STATED PROBLEM – Write out the whole listing, matching it exactly.

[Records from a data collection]

****************************************

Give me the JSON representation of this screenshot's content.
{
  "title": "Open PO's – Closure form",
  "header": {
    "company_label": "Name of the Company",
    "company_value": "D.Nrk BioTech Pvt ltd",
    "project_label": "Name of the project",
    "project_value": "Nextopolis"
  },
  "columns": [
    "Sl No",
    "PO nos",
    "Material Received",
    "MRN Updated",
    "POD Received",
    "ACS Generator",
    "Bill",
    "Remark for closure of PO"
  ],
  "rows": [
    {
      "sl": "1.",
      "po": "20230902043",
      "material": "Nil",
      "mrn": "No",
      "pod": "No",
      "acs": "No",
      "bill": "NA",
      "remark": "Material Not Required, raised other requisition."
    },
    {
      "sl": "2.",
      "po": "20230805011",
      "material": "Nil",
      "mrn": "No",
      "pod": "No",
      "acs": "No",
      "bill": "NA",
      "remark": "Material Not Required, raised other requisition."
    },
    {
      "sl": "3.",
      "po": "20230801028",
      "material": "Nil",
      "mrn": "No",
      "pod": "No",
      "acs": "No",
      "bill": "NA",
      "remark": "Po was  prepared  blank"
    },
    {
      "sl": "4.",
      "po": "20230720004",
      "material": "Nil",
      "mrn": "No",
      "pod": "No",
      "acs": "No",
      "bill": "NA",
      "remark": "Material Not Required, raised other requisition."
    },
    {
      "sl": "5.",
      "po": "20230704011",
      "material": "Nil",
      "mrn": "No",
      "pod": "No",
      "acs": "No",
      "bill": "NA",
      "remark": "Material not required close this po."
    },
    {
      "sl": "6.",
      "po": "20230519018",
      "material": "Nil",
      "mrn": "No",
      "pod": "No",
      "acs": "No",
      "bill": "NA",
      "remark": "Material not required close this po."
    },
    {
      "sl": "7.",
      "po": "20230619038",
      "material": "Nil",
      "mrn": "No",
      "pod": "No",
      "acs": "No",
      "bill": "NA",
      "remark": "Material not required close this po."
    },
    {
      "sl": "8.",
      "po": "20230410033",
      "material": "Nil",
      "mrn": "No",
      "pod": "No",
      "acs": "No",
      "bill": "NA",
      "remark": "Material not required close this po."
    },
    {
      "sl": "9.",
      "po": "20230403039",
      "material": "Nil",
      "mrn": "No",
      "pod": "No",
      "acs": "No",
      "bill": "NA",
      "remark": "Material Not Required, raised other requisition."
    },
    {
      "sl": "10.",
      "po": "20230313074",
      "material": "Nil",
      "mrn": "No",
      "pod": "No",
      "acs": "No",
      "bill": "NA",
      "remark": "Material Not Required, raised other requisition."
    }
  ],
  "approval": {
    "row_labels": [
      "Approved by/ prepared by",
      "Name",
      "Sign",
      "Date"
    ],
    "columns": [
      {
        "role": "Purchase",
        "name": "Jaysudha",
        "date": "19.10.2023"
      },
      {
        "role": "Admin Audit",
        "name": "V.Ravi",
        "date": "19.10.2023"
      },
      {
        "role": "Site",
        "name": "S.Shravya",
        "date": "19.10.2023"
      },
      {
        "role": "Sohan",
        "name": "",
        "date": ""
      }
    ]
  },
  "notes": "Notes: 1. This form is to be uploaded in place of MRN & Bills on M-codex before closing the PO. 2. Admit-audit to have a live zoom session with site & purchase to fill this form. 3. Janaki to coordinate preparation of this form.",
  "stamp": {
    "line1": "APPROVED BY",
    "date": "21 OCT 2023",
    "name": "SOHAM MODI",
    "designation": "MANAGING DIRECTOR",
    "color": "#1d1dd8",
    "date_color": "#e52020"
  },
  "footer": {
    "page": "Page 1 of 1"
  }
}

****************************************

WRITTEN SOLUTION –
Give me the JSON representation of this screenshot's content.
{
  "title": "Open PO's – Closure form",
  "header": {
    "company_label": "Name of the Company",
    "company_value": "D.Nrk BioTech Pvt ltd",
    "project_label": "Name of the project",
    "project_value": "Nextopolis"
  },
  "columns": [
    "Sl No",
    "PO nos",
    "Material Received",
    "MRN Updated",
    "POD Received",
    "ACS Generator",
    "Bill",
    "Remark for closure of PO"
  ],
  "rows": [
    {
      "sl": "1.",
      "po": "20230902043",
      "material": "Nil",
      "mrn": "No",
      "pod": "No",
      "acs": "No",
      "bill": "NA",
      "remark": "Material Not Required, raised other requisition."
    },
    {
      "sl": "2.",
      "po": "20230805011",
      "material": "Nil",
      "mrn": "No",
      "pod": "No",
      "acs": "No",
      "bill": "NA",
      "remark": "Material Not Required, raised other requisition."
    },
    {
      "sl": "3.",
      "po": "20230801028",
      "material": "Nil",
      "mrn": "No",
      "pod": "No",
      "acs": "No",
      "bill": "NA",
      "remark": "Po was  prepared  blank"
    },
    {
      "sl": "4.",
      "po": "20230720004",
      "material": "Nil",
      "mrn": "No",
      "pod": "No",
      "acs": "No",
      "bill": "NA",
      "remark": "Material Not Required, raised other requisition."
    },
    {
      "sl": "5.",
      "po": "20230704011",
      "material": "Nil",
      "mrn": "No",
      "pod": "No",
      "acs": "No",
      "bill": "NA",
      "remark": "Material not required close this po."
    },
    {
      "sl": "6.",
      "po": "20230519018",
      "material": "Nil",
      "mrn": "No",
      "pod": "No",
      "acs": "No",
      "bill": "NA",
      "remark": "Material not required close this po."
    },
    {
      "sl": "7.",
      "po": "20230619038",
      "material": "Nil",
      "mrn": "No",
      "pod": "No",
      "acs": "No",
      "bill": "NA",
      "remark": "Material not required close this po."
    },
    {
      "sl": "8.",
      "po": "20230410033",
      "material": "Nil",
      "mrn": "No",
      "pod": "No",
      "acs": "No",
      "bill": "NA",
      "remark": "Material not required close this po."
    },
    {
      "sl": "9.",
      "po": "20230403039",
      "material": "Nil",
      "mrn": "No",
      "pod": "No",
      "acs": "No",
      "bill": "NA",
      "remark": "Material Not Required, raised other requisition."
    },
    {
      "sl": "10.",
      "po": "20230313074",
      "material": "Nil",
      "mrn": "No",
      "pod": "No",
      "acs": "No",
      "bill": "NA",
      "remark": "Material Not Required, raised other requisition."
    }
  ],
  "approval": {
    "row_labels": [
      "Approved by/ prepared by",
      "Name",
      "Sign",
      "Date"
    ],
    "columns": [
      {
        "role": "Purchase",
        "name": "Jaysudha",
        "date": "19.10.2023"
      },
      {
        "role": "Admin Audit",
        "name": "V.Ravi",
        "date": "19.10.2023"
      },
      {
        "role": "Site",
        "name": "S.Shravya",
        "date": "19.10.2023"
      },
      {
        "role": "Sohan",
        "name": "",
        "date": ""
      }
    ]
  },
  "notes": "Notes: 1. This form is to be uploaded in place of MRN & Bills on M-codex before closing the PO. 2. Admit-audit to have a live zoom session with site & purchase to fill this form. 3. Janaki to coordinate preparation of this form.",
  "stamp": {
    "line1": "APPROVED BY",
    "date": "21 OCT 2023",
    "name": "SOHAM MODI",
    "designation": "MANAGING DIRECTOR",
    "color": "#1d1dd8",
    "date_color": "#e52020"
  },
  "footer": {
    "page": "Page 1 of 1"
  }
}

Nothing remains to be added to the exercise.